WORK TO BE COMPLETED: Each line that follows is to be retyped exactly.

STORED ROWS:
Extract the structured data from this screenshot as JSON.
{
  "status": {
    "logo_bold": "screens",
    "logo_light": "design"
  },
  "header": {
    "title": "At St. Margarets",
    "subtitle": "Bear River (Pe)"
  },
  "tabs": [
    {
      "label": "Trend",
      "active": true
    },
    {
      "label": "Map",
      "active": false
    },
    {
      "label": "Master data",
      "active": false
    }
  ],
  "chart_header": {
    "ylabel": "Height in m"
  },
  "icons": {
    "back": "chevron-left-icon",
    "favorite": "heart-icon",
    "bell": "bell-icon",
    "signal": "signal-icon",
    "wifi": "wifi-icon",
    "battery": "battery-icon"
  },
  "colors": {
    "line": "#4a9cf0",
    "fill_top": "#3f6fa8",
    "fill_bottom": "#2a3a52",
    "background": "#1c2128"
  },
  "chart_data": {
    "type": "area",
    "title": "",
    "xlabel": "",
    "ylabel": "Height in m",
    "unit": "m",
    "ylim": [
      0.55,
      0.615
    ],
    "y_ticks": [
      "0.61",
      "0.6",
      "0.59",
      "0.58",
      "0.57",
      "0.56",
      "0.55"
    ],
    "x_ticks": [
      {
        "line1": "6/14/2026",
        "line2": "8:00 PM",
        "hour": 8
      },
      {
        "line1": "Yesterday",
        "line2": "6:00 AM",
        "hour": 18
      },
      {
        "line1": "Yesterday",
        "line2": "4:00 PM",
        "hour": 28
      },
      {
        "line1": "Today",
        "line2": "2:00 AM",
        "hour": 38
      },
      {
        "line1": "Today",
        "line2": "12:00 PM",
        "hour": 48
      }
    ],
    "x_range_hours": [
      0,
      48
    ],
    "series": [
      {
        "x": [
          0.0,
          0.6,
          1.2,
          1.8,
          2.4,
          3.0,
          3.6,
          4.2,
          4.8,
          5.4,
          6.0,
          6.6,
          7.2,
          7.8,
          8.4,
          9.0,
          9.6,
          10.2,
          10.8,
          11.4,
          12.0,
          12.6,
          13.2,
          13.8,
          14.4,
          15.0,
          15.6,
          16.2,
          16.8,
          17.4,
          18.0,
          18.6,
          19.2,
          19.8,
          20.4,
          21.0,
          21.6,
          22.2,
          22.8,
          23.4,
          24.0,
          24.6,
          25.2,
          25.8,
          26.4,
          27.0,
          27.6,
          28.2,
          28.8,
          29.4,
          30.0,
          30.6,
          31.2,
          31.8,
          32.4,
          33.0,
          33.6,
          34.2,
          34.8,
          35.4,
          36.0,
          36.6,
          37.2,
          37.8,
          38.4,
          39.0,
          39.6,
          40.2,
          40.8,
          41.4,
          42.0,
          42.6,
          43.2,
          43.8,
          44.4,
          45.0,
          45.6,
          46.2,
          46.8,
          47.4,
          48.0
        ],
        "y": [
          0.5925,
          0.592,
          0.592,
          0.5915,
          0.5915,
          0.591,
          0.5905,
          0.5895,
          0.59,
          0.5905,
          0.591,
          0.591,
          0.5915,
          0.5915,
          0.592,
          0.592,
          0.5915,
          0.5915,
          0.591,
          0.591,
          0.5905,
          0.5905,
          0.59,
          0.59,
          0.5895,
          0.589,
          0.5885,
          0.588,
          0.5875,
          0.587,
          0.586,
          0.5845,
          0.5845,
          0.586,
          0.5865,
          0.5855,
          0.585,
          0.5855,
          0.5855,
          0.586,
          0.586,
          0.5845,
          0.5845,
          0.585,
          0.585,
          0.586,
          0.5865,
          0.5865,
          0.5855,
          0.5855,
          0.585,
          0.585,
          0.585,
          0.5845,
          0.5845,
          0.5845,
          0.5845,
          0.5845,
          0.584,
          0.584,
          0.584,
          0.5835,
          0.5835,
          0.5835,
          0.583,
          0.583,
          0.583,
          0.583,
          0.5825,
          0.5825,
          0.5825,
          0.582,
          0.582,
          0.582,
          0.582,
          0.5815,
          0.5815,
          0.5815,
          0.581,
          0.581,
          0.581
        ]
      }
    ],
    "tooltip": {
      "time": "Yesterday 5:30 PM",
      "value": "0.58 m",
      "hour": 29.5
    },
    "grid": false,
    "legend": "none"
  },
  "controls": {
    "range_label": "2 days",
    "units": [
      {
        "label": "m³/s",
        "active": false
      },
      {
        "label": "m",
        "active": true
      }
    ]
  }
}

SOLVED PROBLEM:
Extract the structured data from this screenshot as JSON.
{
  "status": {
    "logo_bold": "screens",
    "logo_light": "design"
  },
  "header": {
    "title": "At St. Margarets",
    "subtitle": "Bear River (Pe)"
  },
  "tabs": [
    {
      "label": "Trend",
      "active": true
    },
    {
      "label": "Map",
      "active": false
    },
    {
      "label": "Master data",
      "active": false
    }
  ],
  "chart_header": {
    "ylabel": "Height in m"
  },
  "icons": {
    "back": "chevron-left-icon",
    "favorite": "heart-icon",
    "bell": "bell-icon",
    "signal": "signal-icon",
    "wifi": "wifi-icon",
    "battery": "battery-icon"
  },
  "colors": {
    "line": "#4a9cf0",
    "fill_top": "#3f6fa8",
    "fill_bottom": "#2a3a52",
    "background": "#1c2128"
  },
  "chart_data": {
    "type": "area",
    "title": "",
    "xlabel": "",
    "ylabel": "Height in m",
    "unit": "m",
    "ylim": [
      0.55,
      0.615
    ],
    "y_ticks": [
      "0.61",
      "0.6",
      "0.59",
      "0.58",
      "0.57",
      "0.56",
      "0.55"
    ],
    "x_ticks": [
      {
        "line1": "6/14/2026",
        "line2": "8:00 PM",
        "hour": 8
      },
      {
        "line1": "Yesterday",
        "line2": "6:00 AM",
        "hour": 18
      },
      {
        "line1": "Yesterday",
        "line2": "4:00 PM",
        "hour": 28
      },
      {
        "line1": "Today",
        "line2": "2:00 AM",
        "hour": 38
      },
      {
        "line1": "Today",
        "line2": "12:00 PM",
        "hour": 48
      }
    ],
    "x_range_hours": [
      0,
      48
    ],
    "series": [
      {
        "x": [
          0.0,
          0.6,
          1.2,
          1.8,
          2.4,
          3.0,
          3.6,
          4.2,
          4.8,
          5.4,
          6.0,
          6.6,
          7.2,
          7.8,
          8.4,
          9.0,
          9.6,
          10.2,
          10.8,
          11.4,
          12.0,
          12.6,
          13.2,
          13.8,
          14.4,
          15.0,
          15.6,
          16.2,
          16.8,
          17.4,
          18.0,
          18.6,
          19.2,
          19.8,
          20.4,
          21.0,
          21.6,
          22.2,
          22.8,
          23.4,
          24.0,
          24.6,
          25.2,
          25.8,
          26.4,
          27.0,
          27.6,
          28.2,
          28.8,
          29.4,
          30.0,
          30.6,
          31.2,
          31.8,
          32.4,
          33.0,
          33.6,
          34.2,
          34.8,
          35.4,
          36.0,
          36.6,
          37.2,
          37.8,
          38.4,
          39.0,
          39.6,
          40.2,
          40.8,
          41.4,
          42.0,
          42.6,
          43.2,
          43.8,
          44.4,
          45.0,
          45.6,
          46.2,
          46.8,
          47.4,
          48.0
        ],
        "y": [
          0.5925,
          0.592,
          0.592,
          0.5915,
          0.5915,
          0.591,
          0.5905,
          0.5895,
          0.59,
          0.5905,
          0.591,
          0.591,
          0.5915,
          0.5915,
          0.592,
          0.592,
          0.5915,
          0.5915,
          0.591,
          0.591,
          0.5905,
          0.5905,
          0.59,
          0.59,
          0.5895,
          0.589,
          0.5885,
          0.588,
          0.5875,
          0.587,
          0.586,
          0.5845,
          0.5845,
          0.586,
          0.5865,
          0.5855,
          0.585,
          0.5855,
          0.5855,
          0.586,
          0.586,
          0.5845,
          0.5845,
          0.585,
          0.585,
          0.586,
          0.5865,
          0.5865,
          0.5855,
          0.5855,
          0.585,
          0.585,
          0.585,
          0.5845,
          0.5845,
          0.5845,
          0.5845,
          0.5845,
          0.584,
          0.584,
          0.584,
          0.5835,
          0.5835,
          0.5835,
          0.583,
          0.583,
          0.583,
          0.583,
          0.5825,
          0.5825,
          0.5825,
          0.582,
          0.582,
          0.582,
          0.582,
          0.5815,
          0.5815,
          0.5815,
          0.581,
          0.581,
          0.581
        ]
      }
    ],
    "tooltip": {
      "time": "Yesterday 5:30 PM",
      "value": "0.58 m",
      "hour": 29.5
    },
    "grid": false,
    "legend": "none"
  },
  "controls": {
    "range_label": "2 days",
    "units": [
      {
        "label": "m³/s",
        "active": false
      },
      {
        "label": "m",
        "active": true
      }
    ]
  }
}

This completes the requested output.